Could you reproduce the listing below word for word, everything from its very first line down to the line containing "bar-1+-IAT04 (292, 403, 304, 424)", with both of those lines included?

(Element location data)
--- Start ---

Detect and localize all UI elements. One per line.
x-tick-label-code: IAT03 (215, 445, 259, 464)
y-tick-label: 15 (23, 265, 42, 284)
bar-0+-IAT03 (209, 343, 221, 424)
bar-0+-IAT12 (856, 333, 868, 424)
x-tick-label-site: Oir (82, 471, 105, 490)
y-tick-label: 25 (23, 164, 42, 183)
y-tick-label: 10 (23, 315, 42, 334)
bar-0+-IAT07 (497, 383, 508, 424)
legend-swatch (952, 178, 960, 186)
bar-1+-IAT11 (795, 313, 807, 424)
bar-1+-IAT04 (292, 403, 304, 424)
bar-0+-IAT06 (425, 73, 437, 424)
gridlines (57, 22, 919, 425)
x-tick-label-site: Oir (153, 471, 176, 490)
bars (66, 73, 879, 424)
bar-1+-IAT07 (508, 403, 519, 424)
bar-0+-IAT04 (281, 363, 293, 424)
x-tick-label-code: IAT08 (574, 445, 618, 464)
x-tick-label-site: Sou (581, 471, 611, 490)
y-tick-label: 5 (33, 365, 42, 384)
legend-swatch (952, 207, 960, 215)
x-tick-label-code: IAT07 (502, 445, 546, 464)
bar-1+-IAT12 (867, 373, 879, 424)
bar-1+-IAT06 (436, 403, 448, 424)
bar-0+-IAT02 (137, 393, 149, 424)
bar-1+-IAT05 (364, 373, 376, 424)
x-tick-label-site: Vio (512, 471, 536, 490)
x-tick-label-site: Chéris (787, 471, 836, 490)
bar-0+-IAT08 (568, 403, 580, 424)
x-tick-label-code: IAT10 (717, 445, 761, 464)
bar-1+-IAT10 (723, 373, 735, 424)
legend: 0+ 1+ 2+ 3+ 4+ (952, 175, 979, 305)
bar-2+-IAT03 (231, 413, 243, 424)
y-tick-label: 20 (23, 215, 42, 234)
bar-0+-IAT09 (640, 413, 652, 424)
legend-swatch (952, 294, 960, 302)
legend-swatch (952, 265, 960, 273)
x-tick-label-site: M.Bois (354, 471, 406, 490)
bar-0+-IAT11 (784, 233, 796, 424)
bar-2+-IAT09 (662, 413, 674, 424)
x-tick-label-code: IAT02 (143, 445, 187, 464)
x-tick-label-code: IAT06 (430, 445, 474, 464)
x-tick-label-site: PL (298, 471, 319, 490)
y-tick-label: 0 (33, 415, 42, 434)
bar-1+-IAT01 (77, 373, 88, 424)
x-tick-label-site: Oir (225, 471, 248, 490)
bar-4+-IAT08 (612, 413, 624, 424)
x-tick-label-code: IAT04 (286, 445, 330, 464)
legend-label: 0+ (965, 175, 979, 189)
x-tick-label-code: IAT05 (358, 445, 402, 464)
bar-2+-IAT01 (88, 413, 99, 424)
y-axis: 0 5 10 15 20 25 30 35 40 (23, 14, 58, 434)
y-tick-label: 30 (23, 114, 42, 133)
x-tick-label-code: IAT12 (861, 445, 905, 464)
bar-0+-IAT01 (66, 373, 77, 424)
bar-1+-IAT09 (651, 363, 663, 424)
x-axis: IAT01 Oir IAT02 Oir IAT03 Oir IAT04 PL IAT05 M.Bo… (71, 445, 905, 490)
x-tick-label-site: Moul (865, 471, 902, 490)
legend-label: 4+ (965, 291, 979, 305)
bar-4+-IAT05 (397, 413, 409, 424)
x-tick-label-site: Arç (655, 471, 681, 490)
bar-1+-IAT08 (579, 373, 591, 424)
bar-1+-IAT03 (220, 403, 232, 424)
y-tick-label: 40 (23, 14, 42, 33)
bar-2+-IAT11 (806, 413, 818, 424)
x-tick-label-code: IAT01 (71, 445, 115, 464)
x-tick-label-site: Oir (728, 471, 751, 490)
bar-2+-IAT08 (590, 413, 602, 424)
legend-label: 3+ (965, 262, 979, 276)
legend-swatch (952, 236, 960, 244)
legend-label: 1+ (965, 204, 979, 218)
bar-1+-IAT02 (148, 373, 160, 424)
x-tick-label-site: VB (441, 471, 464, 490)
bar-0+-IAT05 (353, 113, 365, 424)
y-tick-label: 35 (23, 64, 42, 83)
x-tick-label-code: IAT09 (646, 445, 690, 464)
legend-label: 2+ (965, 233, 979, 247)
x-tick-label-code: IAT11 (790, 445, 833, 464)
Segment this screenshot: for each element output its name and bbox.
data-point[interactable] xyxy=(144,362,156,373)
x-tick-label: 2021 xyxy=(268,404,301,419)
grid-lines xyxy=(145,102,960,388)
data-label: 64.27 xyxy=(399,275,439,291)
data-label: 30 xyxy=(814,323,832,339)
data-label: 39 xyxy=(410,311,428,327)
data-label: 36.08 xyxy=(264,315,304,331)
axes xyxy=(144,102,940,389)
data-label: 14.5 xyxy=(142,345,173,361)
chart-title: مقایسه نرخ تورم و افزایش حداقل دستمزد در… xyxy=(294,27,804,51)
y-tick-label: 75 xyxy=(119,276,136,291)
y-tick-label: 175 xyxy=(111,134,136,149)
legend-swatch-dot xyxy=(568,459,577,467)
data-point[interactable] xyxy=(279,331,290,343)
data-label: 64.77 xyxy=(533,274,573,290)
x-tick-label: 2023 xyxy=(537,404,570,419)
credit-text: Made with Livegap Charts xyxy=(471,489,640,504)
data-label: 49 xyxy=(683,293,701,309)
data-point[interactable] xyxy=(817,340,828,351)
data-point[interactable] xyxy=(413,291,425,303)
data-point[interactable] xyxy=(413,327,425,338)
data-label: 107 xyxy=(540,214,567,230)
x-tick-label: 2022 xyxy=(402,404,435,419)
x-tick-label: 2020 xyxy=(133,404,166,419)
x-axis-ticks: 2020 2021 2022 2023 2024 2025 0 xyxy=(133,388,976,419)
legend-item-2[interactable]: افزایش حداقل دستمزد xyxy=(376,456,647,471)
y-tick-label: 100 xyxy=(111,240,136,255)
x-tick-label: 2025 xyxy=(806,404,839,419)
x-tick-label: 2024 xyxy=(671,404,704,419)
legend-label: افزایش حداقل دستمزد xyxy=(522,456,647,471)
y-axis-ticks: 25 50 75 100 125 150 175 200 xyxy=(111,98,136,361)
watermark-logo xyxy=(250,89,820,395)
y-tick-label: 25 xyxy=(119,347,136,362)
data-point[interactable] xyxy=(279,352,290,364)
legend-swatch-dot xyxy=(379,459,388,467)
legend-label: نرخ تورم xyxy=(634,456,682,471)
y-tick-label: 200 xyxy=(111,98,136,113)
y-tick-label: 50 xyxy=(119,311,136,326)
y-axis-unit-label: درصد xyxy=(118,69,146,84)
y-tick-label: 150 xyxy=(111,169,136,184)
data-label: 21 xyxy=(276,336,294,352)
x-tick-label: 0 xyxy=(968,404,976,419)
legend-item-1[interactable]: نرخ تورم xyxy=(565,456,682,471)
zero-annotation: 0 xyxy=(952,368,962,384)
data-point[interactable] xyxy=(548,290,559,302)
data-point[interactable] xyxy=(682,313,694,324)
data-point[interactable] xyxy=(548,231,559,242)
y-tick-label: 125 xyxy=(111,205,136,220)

--- End ---

[Right answer]
Detect and localize all UI elements. One per line.
x-tick-label-code: IAT03 (215, 445, 259, 464)
y-tick-label: 15 (23, 265, 42, 284)
bar-0+-IAT03 (209, 343, 221, 424)
bar-0+-IAT12 (856, 333, 868, 424)
x-tick-label-site: Oir (82, 471, 105, 490)
y-tick-label: 25 (23, 164, 42, 183)
y-tick-label: 10 (23, 315, 42, 334)
bar-0+-IAT07 (497, 383, 508, 424)
legend-swatch (952, 178, 960, 186)
bar-1+-IAT11 (795, 313, 807, 424)
bar-1+-IAT04 (292, 403, 304, 424)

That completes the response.